■ Given information
▼

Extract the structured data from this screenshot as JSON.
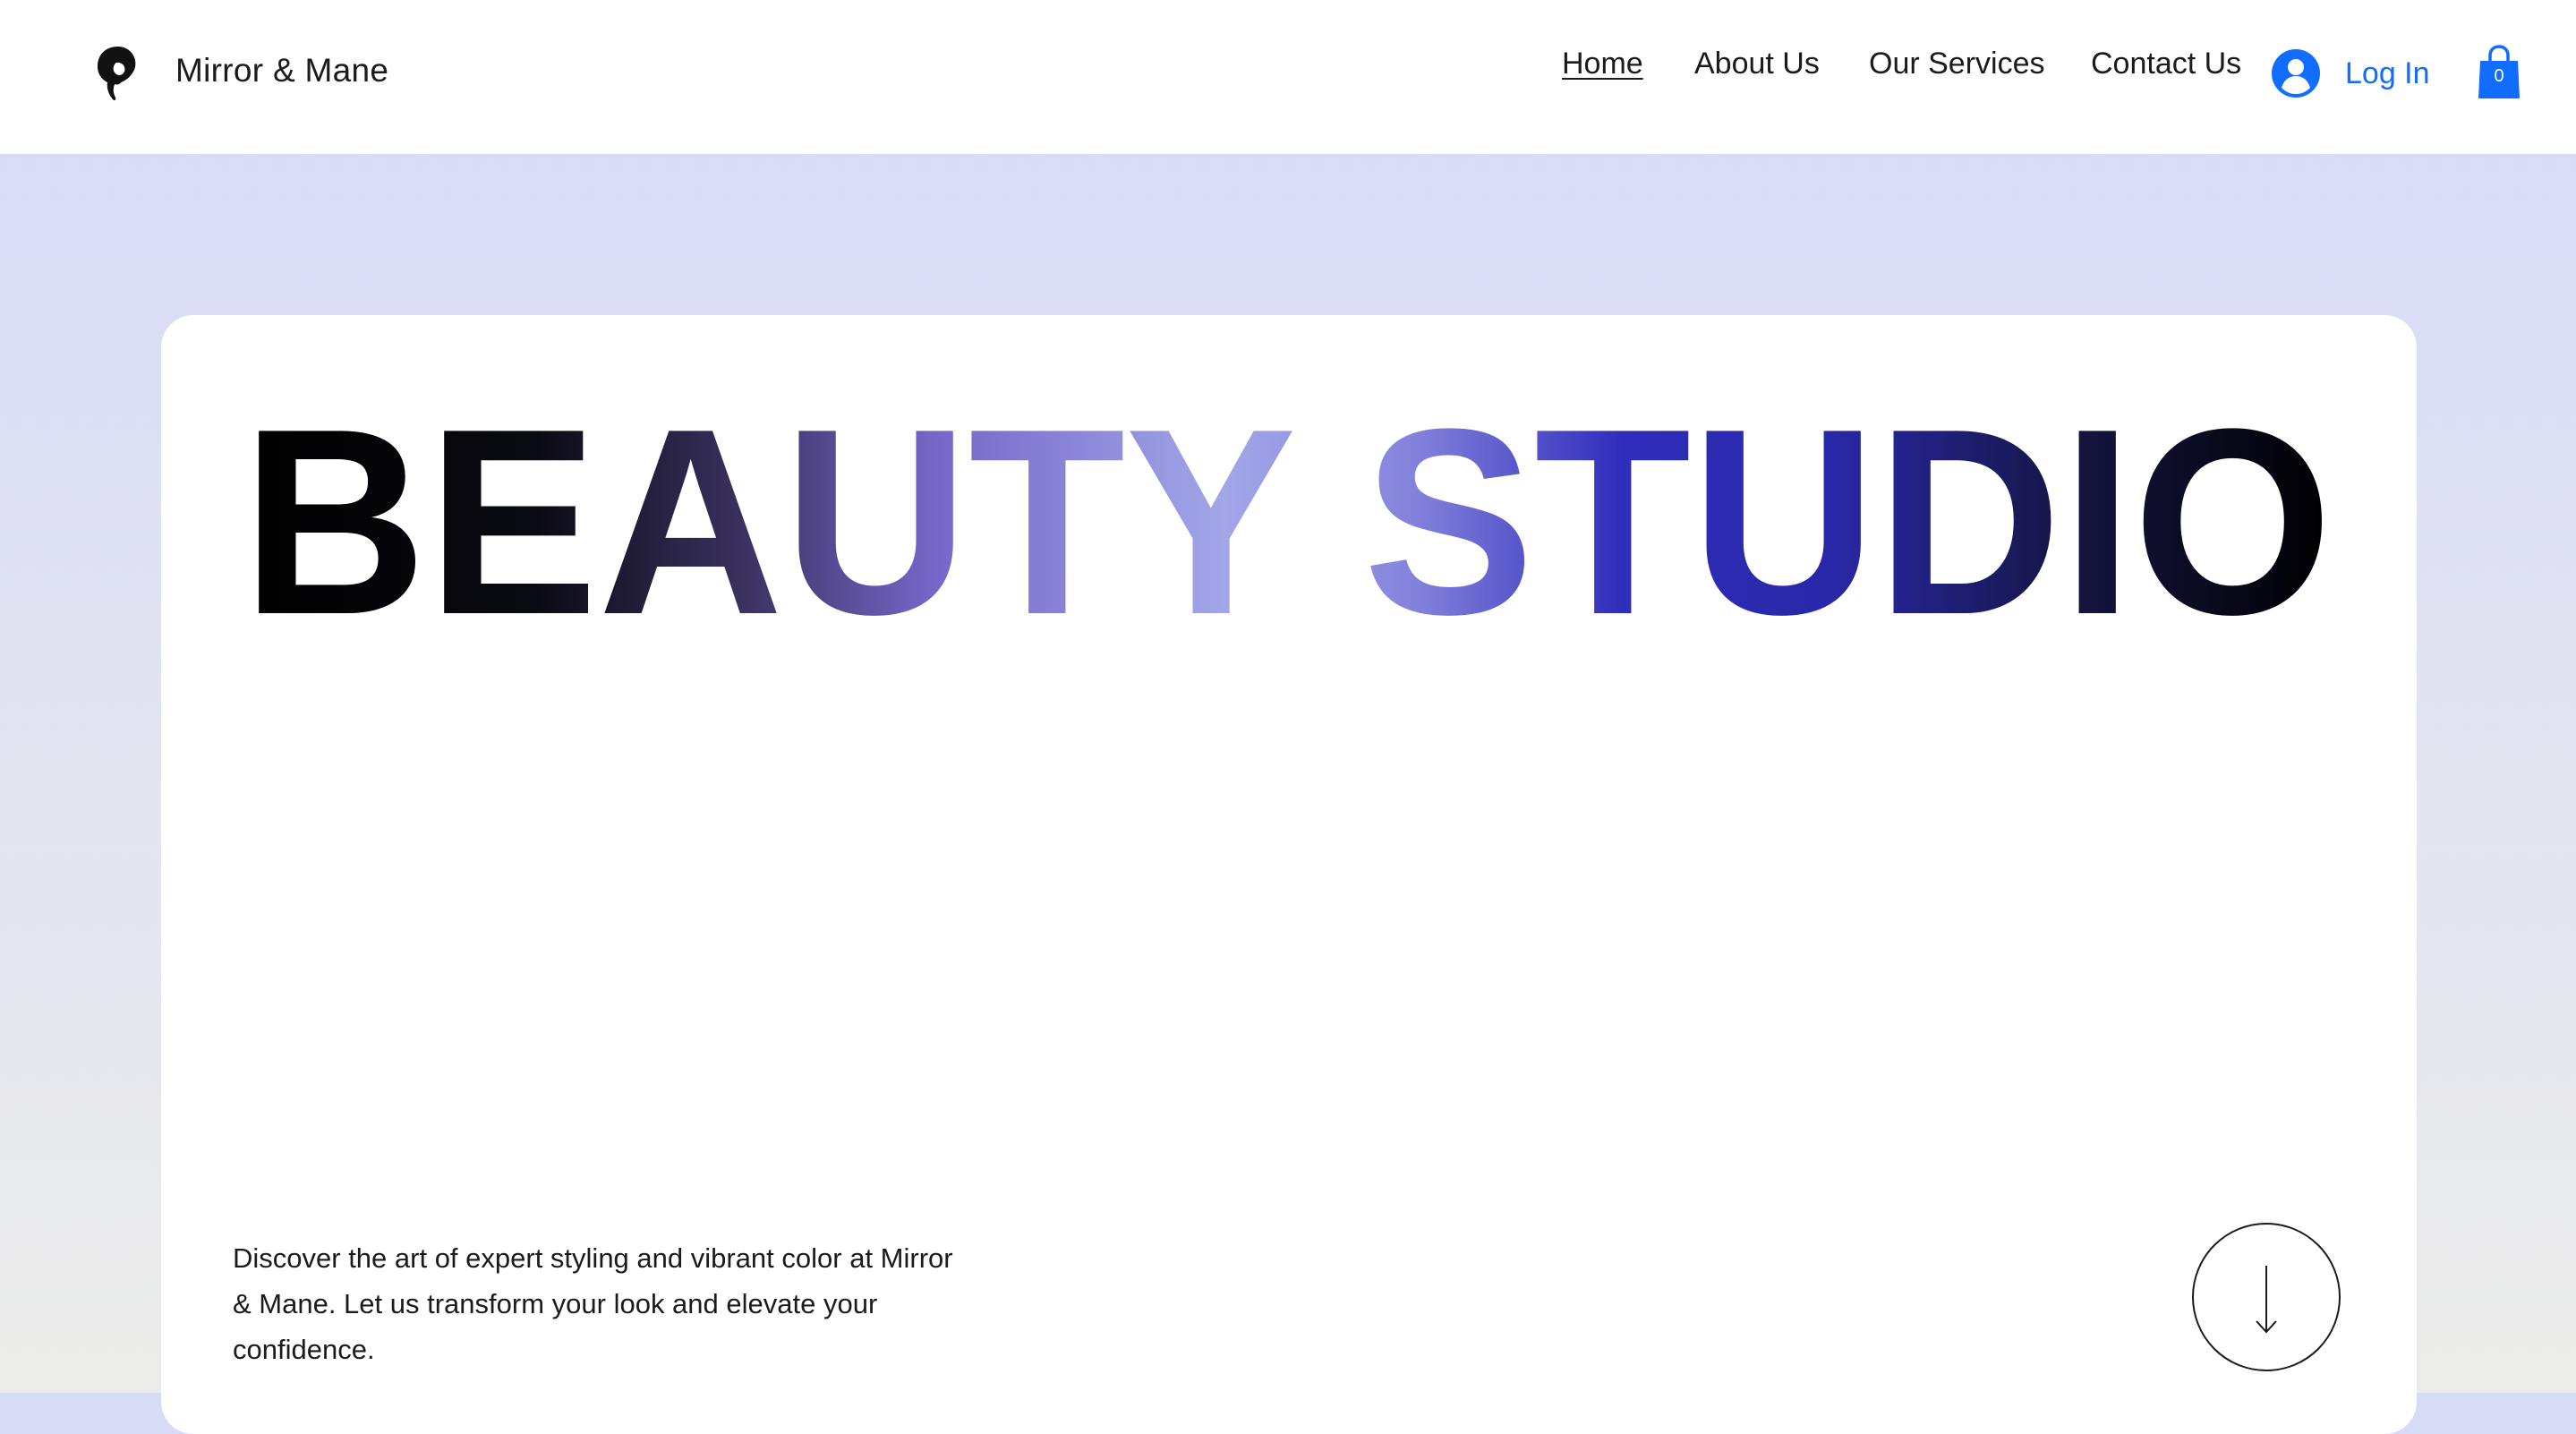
{
  "header": {
    "brand": "Mirror & Mane",
    "logo_icon": "woman-hair-silhouette-icon",
    "nav": [
      {
        "label": "Home",
        "active": true
      },
      {
        "label": "About Us",
        "active": false
      },
      {
        "label": "Our Services",
        "active": false
      },
      {
        "label": "Contact Us",
        "active": false
      }
    ],
    "login_label": "Log In",
    "login_icon": "user-avatar-icon",
    "cart_icon": "shopping-bag-icon",
    "cart_count": "0"
  },
  "hero": {
    "title": "BEAUTY STUDIO",
    "description": "Discover the art of expert styling and vibrant color at Mirror & Mane. Let us transform your look and elevate your confidence.",
    "scroll_icon": "arrow-down-icon"
  },
  "colors": {
    "accent": "#116dff",
    "title_gradient": [
      "#000000",
      "#2b2541",
      "#7566c8",
      "#9ea2e6",
      "#7f80dc",
      "#2d2cba",
      "#1c1c6e",
      "#000000"
    ],
    "background_top": "#d7dbf6",
    "background_bottom": "#ececea",
    "text": "#1b1b1b"
  }
}
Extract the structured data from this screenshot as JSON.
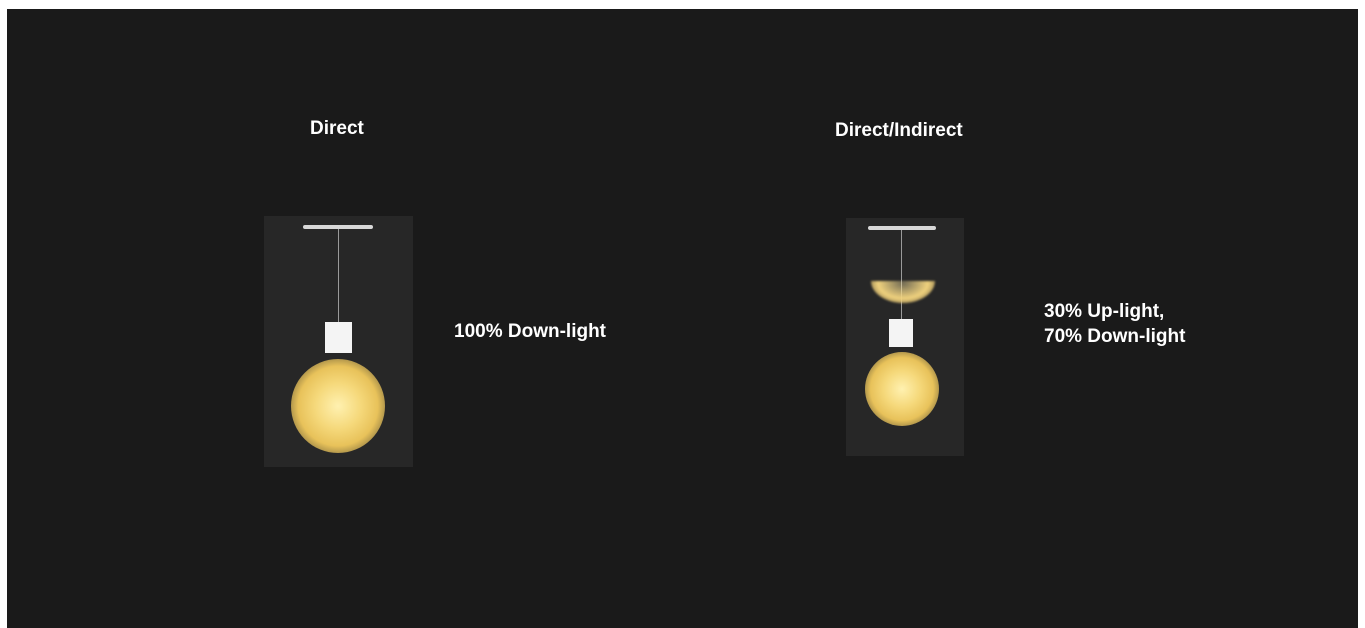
{
  "diagrams": [
    {
      "title": "Direct",
      "description_lines": [
        "100% Down-light"
      ]
    },
    {
      "title": "Direct/Indirect",
      "description_lines": [
        "30% Up-light,",
        "70% Down-light"
      ]
    }
  ],
  "colors": {
    "background": "#1a1a1a",
    "panel": "#272727",
    "glow": "#f5d87a",
    "lamp": "#f4f4f4"
  }
}
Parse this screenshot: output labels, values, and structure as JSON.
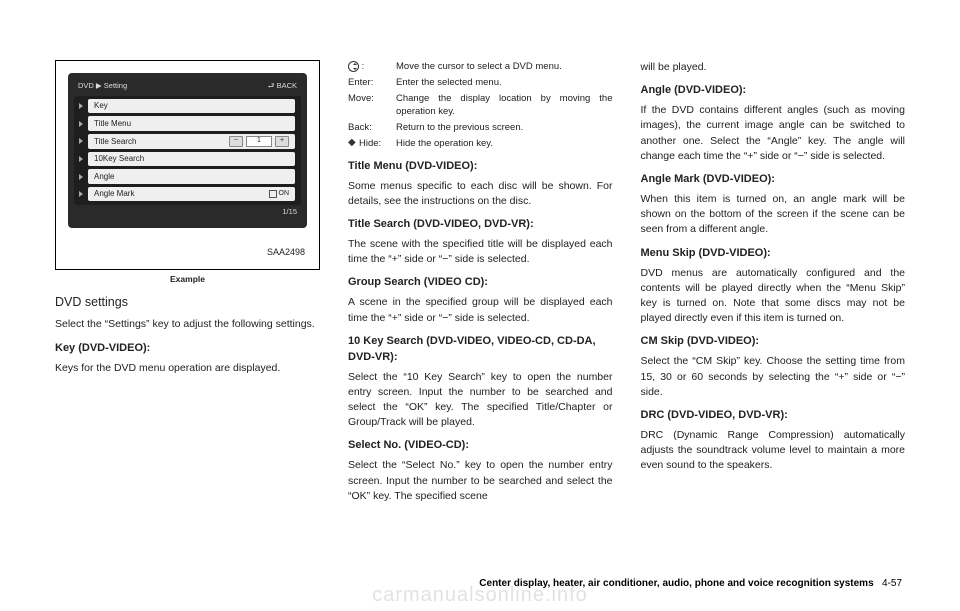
{
  "figure": {
    "breadcrumb_left": "DVD ▶ Setting",
    "breadcrumb_right": "⮐ BACK",
    "rows": {
      "key": "Key",
      "title_menu": "Title Menu",
      "title_search": "Title Search",
      "title_search_val": "1",
      "tenkey": "10Key Search",
      "angle": "Angle",
      "angle_mark": "Angle Mark",
      "on": "ON"
    },
    "page_indicator": "1/15",
    "id": "SAA2498",
    "caption": "Example"
  },
  "col1": {
    "h1": "DVD settings",
    "p1": "Select the “Settings” key to adjust the following settings.",
    "h2": "Key (DVD-VIDEO):",
    "p2": "Keys for the DVD menu operation are displayed."
  },
  "defs": {
    "k1": ":",
    "v1": "Move the cursor to select a DVD menu.",
    "k2": "Enter:",
    "v2": "Enter the selected menu.",
    "k3": "Move:",
    "v3": "Change the display location by moving the operation key.",
    "k4": "Back:",
    "v4": "Return to the previous screen.",
    "k5": "Hide:",
    "v5": "Hide the operation key."
  },
  "col2": {
    "h1": "Title Menu (DVD-VIDEO):",
    "p1": "Some menus specific to each disc will be shown. For details, see the instructions on the disc.",
    "h2": "Title Search (DVD-VIDEO, DVD-VR):",
    "p2": "The scene with the specified title will be displayed each time the “+” side or “−” side is selected.",
    "h3": "Group Search (VIDEO CD):",
    "p3": "A scene in the specified group will be displayed each time the “+” side or “−” side is selected.",
    "h4": "10 Key Search (DVD-VIDEO, VIDEO-CD, CD-DA, DVD-VR):",
    "p4": "Select the “10 Key Search” key to open the number entry screen. Input the number to be searched and select the “OK” key. The specified Title/Chapter or Group/Track will be played.",
    "h5": "Select No. (VIDEO-CD):",
    "p5": "Select the “Select No.” key to open the number entry screen. Input the number to be searched and select the “OK” key. The specified scene"
  },
  "col3": {
    "p0": "will be played.",
    "h1": "Angle (DVD-VIDEO):",
    "p1": "If the DVD contains different angles (such as moving images), the current image angle can be switched to another one. Select the “Angle” key. The angle will change each time the “+” side or “−” side is selected.",
    "h2": "Angle Mark (DVD-VIDEO):",
    "p2": "When this item is turned on, an angle mark will be shown on the bottom of the screen if the scene can be seen from a different angle.",
    "h3": "Menu Skip (DVD-VIDEO):",
    "p3": "DVD menus are automatically configured and the contents will be played directly when the “Menu Skip” key is turned on. Note that some discs may not be played directly even if this item is turned on.",
    "h4": "CM Skip (DVD-VIDEO):",
    "p4": "Select the “CM Skip” key. Choose the setting time from 15, 30 or 60 seconds by selecting the “+” side or “−” side.",
    "h5": "DRC (DVD-VIDEO, DVD-VR):",
    "p5": "DRC (Dynamic Range Compression) automatically adjusts the soundtrack volume level to maintain a more even sound to the speakers."
  },
  "footer": {
    "section": "Center display, heater, air conditioner, audio, phone and voice recognition systems",
    "page": "4-57"
  },
  "watermark": "carmanualsonline.info"
}
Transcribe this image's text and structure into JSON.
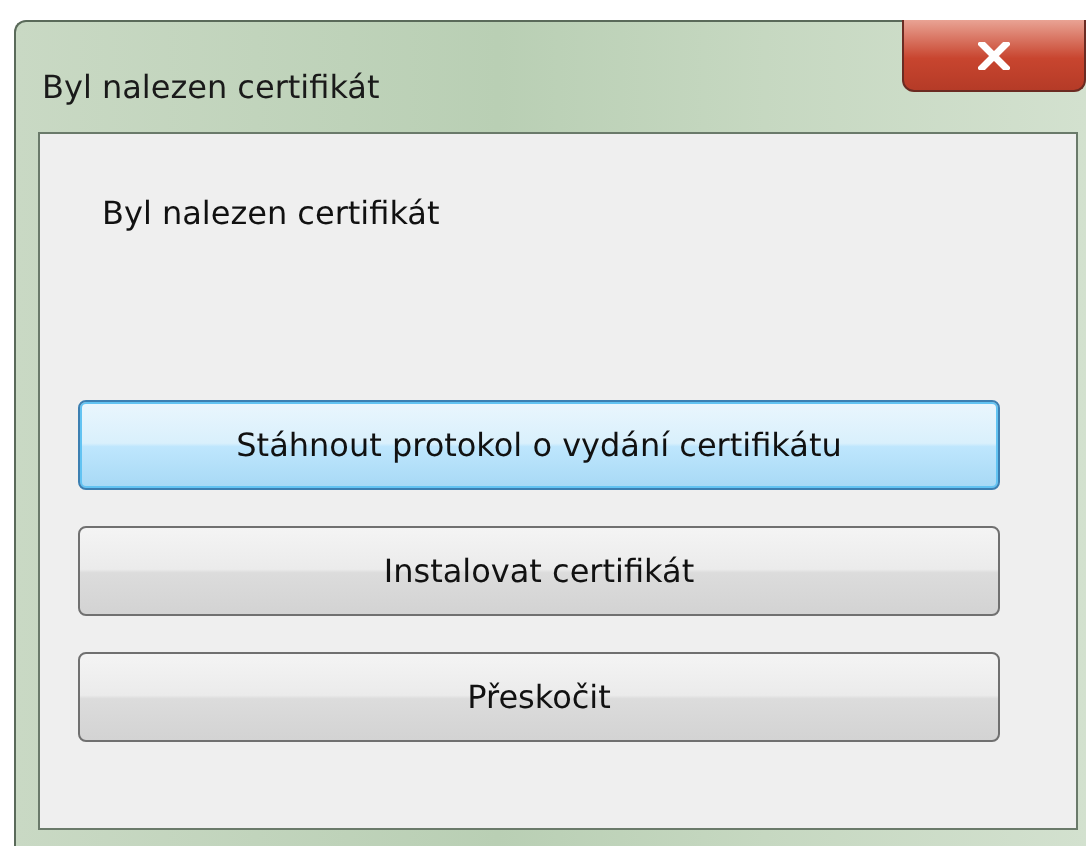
{
  "window": {
    "title": "Byl nalezen certifikát"
  },
  "message": "Byl nalezen certifikát",
  "buttons": [
    {
      "label": "Stáhnout protokol o vydání certifikátu",
      "focused": true
    },
    {
      "label": "Instalovat certifikát",
      "focused": false
    },
    {
      "label": "Přeskočit",
      "focused": false
    }
  ]
}
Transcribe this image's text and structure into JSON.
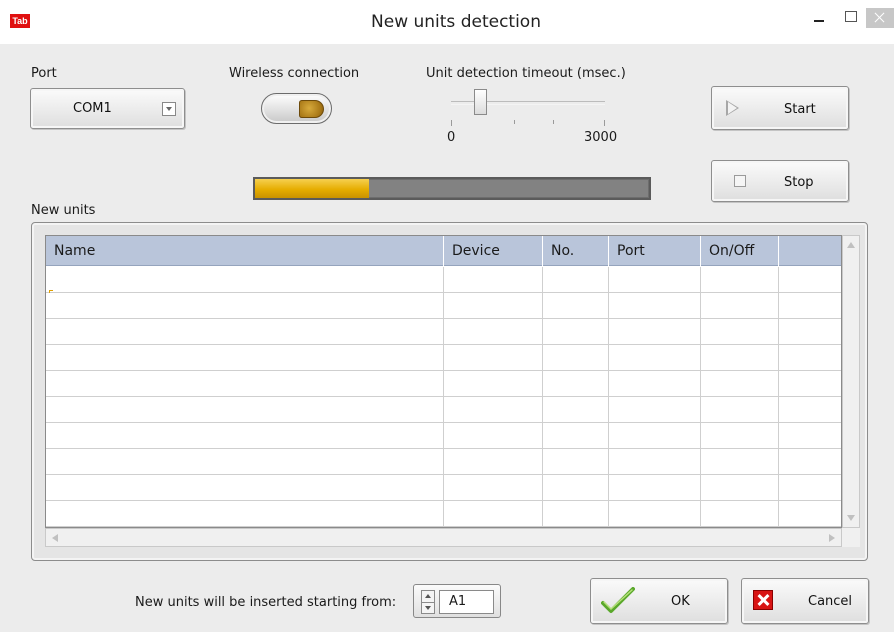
{
  "window": {
    "title": "New units detection",
    "icon_label": "Tab",
    "icons": [
      "minimize-icon",
      "maximize-icon",
      "close-icon"
    ]
  },
  "port": {
    "label": "Port",
    "selected": "COM1"
  },
  "wireless": {
    "label": "Wireless connection",
    "state": "on"
  },
  "timeout": {
    "label": "Unit detection timeout (msec.)",
    "min_label": "0",
    "max_label": "3000",
    "min": 0,
    "max": 3000,
    "value": 500
  },
  "actions": {
    "start_label": "Start",
    "stop_label": "Stop"
  },
  "progress": {
    "fraction": 0.29,
    "fill_color": "#e6ad00"
  },
  "new_units": {
    "label": "New units",
    "columns": [
      "Name",
      "Device",
      "No.",
      "Port",
      "On/Off",
      ""
    ],
    "rows": []
  },
  "insert": {
    "label": "New units will be inserted starting from:",
    "value": "A1"
  },
  "footer": {
    "ok_label": "OK",
    "cancel_label": "Cancel"
  },
  "colors": {
    "header_bg": "#b9c5da",
    "accent_gold": "#d6a020"
  }
}
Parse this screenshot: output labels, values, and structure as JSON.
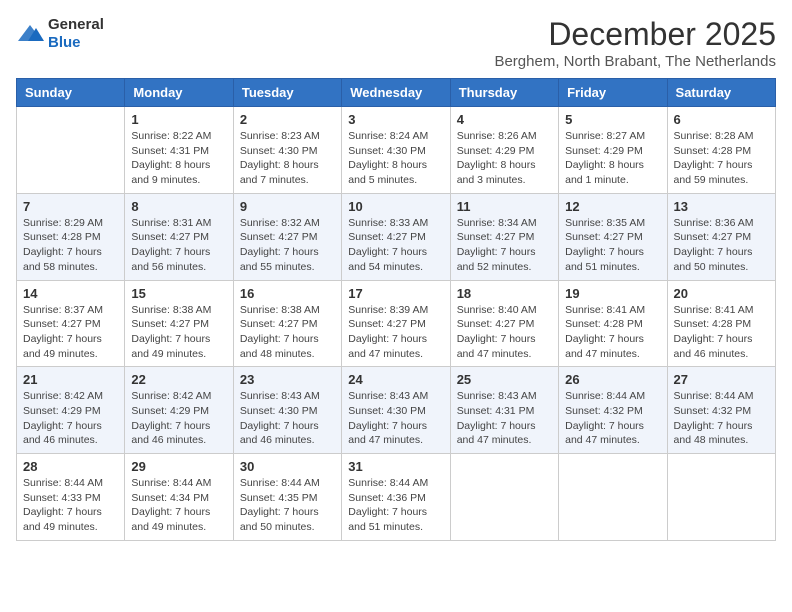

▲

■ Work to be completed
Copy out every line of the data that includes the word "timeout".

■ Reply
  "timeout": {
    "label": "Unit detection timeout (msec.)",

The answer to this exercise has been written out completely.